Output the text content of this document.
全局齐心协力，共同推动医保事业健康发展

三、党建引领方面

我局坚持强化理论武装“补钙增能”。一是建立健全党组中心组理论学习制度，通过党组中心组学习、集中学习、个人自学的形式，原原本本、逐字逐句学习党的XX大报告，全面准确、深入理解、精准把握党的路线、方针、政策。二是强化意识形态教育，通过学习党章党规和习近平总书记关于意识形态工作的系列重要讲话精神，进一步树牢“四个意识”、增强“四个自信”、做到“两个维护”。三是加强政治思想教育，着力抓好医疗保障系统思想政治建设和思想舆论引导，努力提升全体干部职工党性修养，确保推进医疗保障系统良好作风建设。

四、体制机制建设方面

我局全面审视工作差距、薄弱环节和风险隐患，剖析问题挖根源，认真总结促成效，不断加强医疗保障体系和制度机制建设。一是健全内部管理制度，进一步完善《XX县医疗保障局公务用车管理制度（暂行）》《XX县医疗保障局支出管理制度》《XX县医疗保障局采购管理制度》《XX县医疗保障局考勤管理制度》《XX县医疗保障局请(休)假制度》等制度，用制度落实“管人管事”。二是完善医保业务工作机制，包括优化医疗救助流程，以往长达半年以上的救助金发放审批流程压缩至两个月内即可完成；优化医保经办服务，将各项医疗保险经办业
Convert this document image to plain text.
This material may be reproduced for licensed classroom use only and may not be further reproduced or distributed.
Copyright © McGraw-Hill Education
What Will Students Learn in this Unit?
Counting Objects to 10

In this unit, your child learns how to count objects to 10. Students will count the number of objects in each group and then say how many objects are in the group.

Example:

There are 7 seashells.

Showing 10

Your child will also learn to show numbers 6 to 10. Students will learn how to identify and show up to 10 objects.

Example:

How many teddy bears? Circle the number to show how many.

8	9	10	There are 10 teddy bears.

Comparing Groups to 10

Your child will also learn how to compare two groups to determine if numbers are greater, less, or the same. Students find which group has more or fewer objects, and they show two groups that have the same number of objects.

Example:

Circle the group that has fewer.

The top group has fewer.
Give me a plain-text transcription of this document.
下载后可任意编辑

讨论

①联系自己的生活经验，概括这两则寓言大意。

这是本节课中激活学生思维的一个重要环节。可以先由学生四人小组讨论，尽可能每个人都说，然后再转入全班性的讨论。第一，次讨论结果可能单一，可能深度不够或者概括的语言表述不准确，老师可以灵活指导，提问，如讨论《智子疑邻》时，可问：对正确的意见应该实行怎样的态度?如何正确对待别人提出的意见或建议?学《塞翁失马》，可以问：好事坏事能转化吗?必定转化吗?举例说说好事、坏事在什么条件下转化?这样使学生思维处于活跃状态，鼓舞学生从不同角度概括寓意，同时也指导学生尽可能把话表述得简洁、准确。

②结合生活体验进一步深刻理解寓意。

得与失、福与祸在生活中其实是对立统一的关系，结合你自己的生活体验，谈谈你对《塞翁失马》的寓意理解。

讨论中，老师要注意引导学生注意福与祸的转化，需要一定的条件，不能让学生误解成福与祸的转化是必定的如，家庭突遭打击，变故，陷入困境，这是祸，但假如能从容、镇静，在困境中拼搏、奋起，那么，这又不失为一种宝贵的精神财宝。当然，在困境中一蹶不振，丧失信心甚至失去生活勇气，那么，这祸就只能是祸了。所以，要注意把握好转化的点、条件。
--------------------------------
**What the task requires:** In the records above, return only the line that contains "Convert this document image to plain text." and every line after it through the last, exactly as they appear.

**Result for this task:**
Convert this document image to plain text.
This material may be reproduced for licensed classroom use only and may not be further reproduced or distributed.
Copyright © McGraw-Hill Education
What Will Students Learn in this Unit?
Counting Objects to 10

In this unit, your child learns how to count objects to 10. Students will count the number of objects in each group and then say how many objects are in the group.

Example:

There are 7 seashells.

Showing 10

Your child will also learn to show numbers 6 to 10. Students will learn how to identify and show up to 10 objects.

Example:

How many teddy bears? Circle the number to show how many.

8	9	10	There are 10 teddy bears.

Comparing Groups to 10

Your child will also learn how to compare two groups to determine if numbers are greater, less, or the same. Students find which group has more or fewer objects, and they show two groups that have the same number of objects.

Example:

Circle the group that has fewer.

The top group has fewer.
Give me a plain-text transcription of this document.
下载后可任意编辑

讨论

①联系自己的生活经验，概括这两则寓言大意。

这是本节课中激活学生思维的一个重要环节。可以先由学生四人小组讨论，尽可能每个人都说，然后再转入全班性的讨论。第一，次讨论结果可能单一，可能深度不够或者概括的语言表述不准确，老师可以灵活指导，提问，如讨论《智子疑邻》时，可问：对正确的意见应该实行怎样的态度?如何正确对待别人提出的意见或建议?学《塞翁失马》，可以问：好事坏事能转化吗?必定转化吗?举例说说好事、坏事在什么条件下转化?这样使学生思维处于活跃状态，鼓舞学生从不同角度概括寓意，同时也指导学生尽可能把话表述得简洁、准确。

②结合生活体验进一步深刻理解寓意。

得与失、福与祸在生活中其实是对立统一的关系，结合你自己的生活体验，谈谈你对《塞翁失马》的寓意理解。

讨论中，老师要注意引导学生注意福与祸的转化，需要一定的条件，不能让学生误解成福与祸的转化是必定的如，家庭突遭打击，变故，陷入困境，这是祸，但假如能从容、镇静，在困境中拼搏、奋起，那么，这又不失为一种宝贵的精神财宝。当然，在困境中一蹶不振，丧失信心甚至失去生活勇气，那么，这祸就只能是祸了。所以，要注意把握好转化的点、条件。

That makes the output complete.